■ **READING TEXT**:
============

Skip to content

thinh-vu/vnnews

Repository files navigation

vnnews crawler

A Python package that helps crawl updates from top Vietnamese news providers.

Version Download Badge Commit Badge License Badge

II. REFERENCES

2.1. How to use this package?

  • You can install the latest vnnews crawler version from source with the following command: pip install git+https://github.com/thinh-vu/vnnews.git@main

  • Install the stable version: pip install vnnews (*) You might need to insert a ! before your command when running terminal commands on Google Colab.

  • To start using functions, you need to import them: from vnnews import *

2.2. List of Popular Online news for investors

  1. VN Express
  2. Tuổi trẻ Online
  3. CafeF
  4. Cafebiz
  5. Kinh tế Sài Gòn Online
  6. VN Economy
  7. Pháp Luật Tp.HCM
  8. Đầu tư Online
  9. Nhịp cầu đầu tư
  10. Diễn đàn doanh nghiệp
See more

  1. Diễn đàn kinh tế Việt Nam - Vietnamnet
  2. Forbes Việt Nam
  3. Vietstock
  4. Tin nhanh chứng khoán
  5. Cafe Land
  6. Kenh14
  7. Dân trí
  8. Thanh niên
  9. Vietnamnet
  10. Nhân dân điện tử
  11. Lao động
  12. Đời sống & pháp luật

2.3. Function references

  • url_extract (url, key, tag_class='', type='link', bs_on=True, user_agent='Mozilla/5.0 (Windows NT 10.0; WOW64; rv:11.0) Gecko/20100101')

    • Purpose: Extract article info from a news source using BeautifulSoup to pull data from HTML/XML web page.
    • Arguments:
      • url (:obj:str, required): url of the target news source. Eg. 'https://cafef.vn/'
      • key (:obj:str, required): HTML tag which contains the information that you want to extract. Eg. 'h3', 'article', 'div'
      • tag_class (:obj:str, required): The HTML class attribute specifies one or more class names for an element. Eg. 'pdate' in the tag 19-11-2022 - 15:32 PM on CafeF.

============

■ **PROVIDED DATA**:

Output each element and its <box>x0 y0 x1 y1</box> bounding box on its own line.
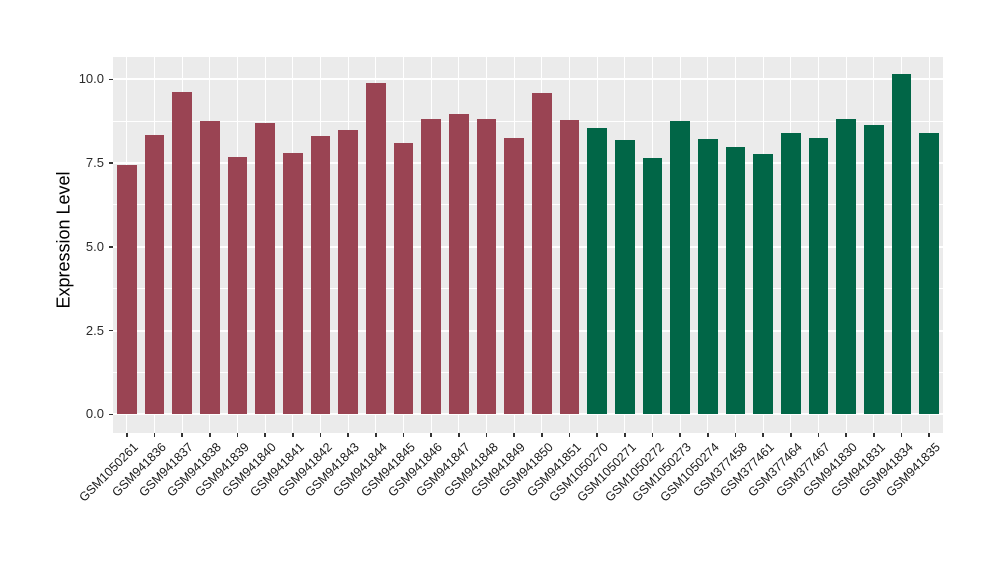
bar-GSM377464 <box>781 132 801 415</box>
y-tick-mark <box>109 162 113 164</box>
x-tick-mark <box>707 433 709 437</box>
bar-GSM1050273 <box>670 120 690 415</box>
x-tick-mark <box>126 433 128 437</box>
bar-GSM941837 <box>172 92 192 415</box>
x-tick-mark <box>817 433 820 437</box>
y-tick-label: 2.5 <box>85 322 104 338</box>
bar-GSM941840 <box>255 123 275 415</box>
x-tick-mark <box>292 433 294 437</box>
bar-GSM941851 <box>559 120 580 415</box>
x-tick-mark <box>513 433 515 437</box>
y-tick-mark <box>109 329 113 332</box>
gridline-minor <box>113 288 943 290</box>
bar-GSM941847 <box>449 114 469 415</box>
y-tick-label: 0.0 <box>85 406 104 422</box>
bar-GSM1050274 <box>698 139 718 415</box>
x-tick-mark <box>734 433 737 437</box>
x-tick-mark <box>347 433 349 437</box>
gridline-minor <box>113 204 943 206</box>
bar-GSM941849 <box>504 137 524 415</box>
gridline-major <box>113 413 943 416</box>
bar-GSM1050271 <box>615 139 635 415</box>
y-tick-label: 7.5 <box>85 155 104 171</box>
x-tick-mark <box>319 433 322 437</box>
x-tick-mark <box>264 433 266 437</box>
y-tick-label: 10.0 <box>78 71 104 87</box>
y-tick-mark <box>109 413 113 416</box>
gridline-major <box>113 78 943 81</box>
bar-GSM941839 <box>227 156 248 415</box>
x-tick-mark <box>928 433 930 437</box>
x-tick-mark <box>153 433 156 437</box>
bar-GSM941848 <box>476 119 497 415</box>
bar-GSM941836 <box>144 134 165 415</box>
bar-GSM941830 <box>836 119 856 415</box>
x-tick-mark <box>430 433 432 437</box>
bar-GSM377461 <box>753 154 773 415</box>
x-tick-mark <box>762 433 764 437</box>
x-tick-mark <box>651 433 654 437</box>
x-tick-mark <box>181 433 183 437</box>
bar-GSM941831 <box>864 125 884 415</box>
x-tick-mark <box>458 433 460 437</box>
x-tick-mark <box>790 433 792 437</box>
x-tick-mark <box>402 433 405 437</box>
x-tick-mark <box>375 433 377 437</box>
bar-GSM377458 <box>725 146 746 415</box>
gridline-minor <box>113 120 943 122</box>
y-tick-mark <box>109 78 113 81</box>
bar-GSM941841 <box>283 152 303 415</box>
bar-GSM941835 <box>919 132 939 415</box>
bar-GSM941846 <box>421 119 441 415</box>
gridline-major <box>113 245 943 248</box>
gridline-minor <box>113 371 943 373</box>
bar-GSM941842 <box>310 135 331 415</box>
x-tick-mark <box>541 433 543 437</box>
x-tick-mark <box>209 433 211 437</box>
y-tick-mark <box>109 246 113 248</box>
gridline-major <box>113 162 943 165</box>
bar-GSM941845 <box>393 143 414 415</box>
gridline-major <box>113 329 943 332</box>
x-tick-mark <box>900 433 903 437</box>
x-tick-mark <box>236 433 239 437</box>
plot-panel <box>113 57 943 433</box>
x-tick-mark <box>596 433 598 437</box>
x-tick-mark <box>624 433 626 437</box>
x-tick-mark <box>679 433 681 437</box>
bar-GSM941850 <box>532 92 552 415</box>
bar-GSM941834 <box>891 73 912 415</box>
bar-GSM1050261 <box>117 164 137 415</box>
bar-GSM941844 <box>366 82 386 415</box>
x-tick-mark <box>873 433 875 437</box>
x-tick-mark <box>568 433 571 437</box>
bar-GSM377467 <box>808 138 829 415</box>
bar-GSM941843 <box>338 129 358 415</box>
y-tick-label: 5.0 <box>85 238 104 254</box>
bar-GSM1050270 <box>587 127 607 415</box>
bar-GSM941838 <box>200 120 220 415</box>
x-tick-mark <box>845 433 847 437</box>
x-tick-mark <box>485 433 488 437</box>
bar-GSM1050272 <box>642 157 663 415</box>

============

■ **TASKS TO PERFORM**:
A – Answer these three questions from the vnnews crawler page, one answer per line, marked (i), (ii), (iii) as below:
(i) What command installs the stable version of the package?
(ii) Which library does url_extract use to pull data from web pages?
(iii) What default value does url_extract give the type argument?
B – In the vnnews crawler page, reproduce the passage between "A Python package" and "on Google Colab.", inclusive, substituting "Jupyter Notebook" for "Google Colab".
C – Continue the vnnews crawler page from the point at which it stops.

■ **FINAL ANSWERS**:
A –
(i) pip install vnnews
(ii) BeautifulSoup
(iii) 'link'

B –
A Python package that helps crawl updates from top Vietnamese news providers.

Version Download Badge Commit Badge License Badge

II. REFERENCES

2.1. How to use this package?

  • You can install the latest vnnews crawler version from source with the following command: pip install git+https://github.com/thinh-vu/vnnews.git@main

  • Install the stable version: pip install vnnews (*) You might need to insert a ! before your command when running terminal commands on Jupyter Notebook.

C –
      • type (:obj:str, optional): 'link' as default to extract only the article link from a news homepage. Use blank value '' when extracting article detail on the article page.
      • bs_on (:obj:str, optional): True as default. Input blank '' when the issue is raised.
      • user_agent (:obj:str, optional): The default value for Desktop has been provided. You can find more user agent value here: https://developers.whatismybrowser.com/useragents/explore/operating_system_name/
  • fix_url(host, url)

    • Purpose: Extract article info from a news source using BeautifulSoup to pull data from HTML/XML web page.
    • Arguments:
      • host (:obj:str, required): the host name of the news source. Eg. 'https://vneconomy.vn
      • url (:obj:str, required): the url string of the target news source. This might not contain the host at the beginning. Eg. '/de-viet-nam-thanh-digital-hub-cua-khu-vuc-vao-nam-2030-e290.htm'

2.4. Let's get our hands dirty

  1. VN Express
    • Get the list of article urls: url_extract('https://vnexpress.net/kinh-doanh', key='h3')
    • Extract article details: url_extract('https://vnexpress.net/thuong-mai-va-dau-tu-ben-vung-se-giup-apec-ung-pho-nguy-co-suy-thoai-4538015.html', key='span', tag_class='date', type='')
  2. Tuổi trẻ Online
    • Get the list of article urls: url_extract('https://tuoitre.vn/phap-luat.htm', key='h3')
    • Extract article details: url_extract('https://tuoitre.vn/gap-thu-tuong-xuc-dong-chuyen-co-giao-mam-non-miet-mai-lam-thien-nguyen-cho-vung-xa-20221119175021292.htm', key='div', tag_class='date-time', type='')
  3. CafeF
    • Get the list of article urls: url_extract('https://cafef.vn/bat-dong-san.chn', key='h3', type='link')
    • Extract article details: url_extract('https://cafef.vn/dau-se-la-phan-khuc-bds-giu-duoc-nhiet-trong-thoi-gian-toi-2022111913083069.chn', key='span', tag_class='pdate', type='')
  4. Cafebiz
    • Get the list of article urls: url_extract('https://cafebiz.vn/vi-mo.chn', key='h3', type='link', bs_on='')
    • Extract article details: url_extract('https://cafebiz.vn/tai-sao-nha-o-my-la-tai-san-con-o-nhat-ban-thi-lai-chang-khac-gi-hang-tieu-dung-176221119095831295.chn', key='span', tag_class='time', type='')
See more

  1. Kinh tế Sài Gòn Online
    • Get the list of article urls: url_extract('https://thesaigontimes.vn/', key='h3', type='link', bs_on='')
    • Extract article details: url_extract('https://thesaigontimes.vn/kinh-te-tuan-hoan-mo-ra-nhung-mo-hinh-kinh-doanh-moi/', key='time', tag_class='', type='')
  2. VN Economy
    • Get the list of article urls: url_extract('https://vneconomy.vn/', key='h3', type='link', bs_on=False)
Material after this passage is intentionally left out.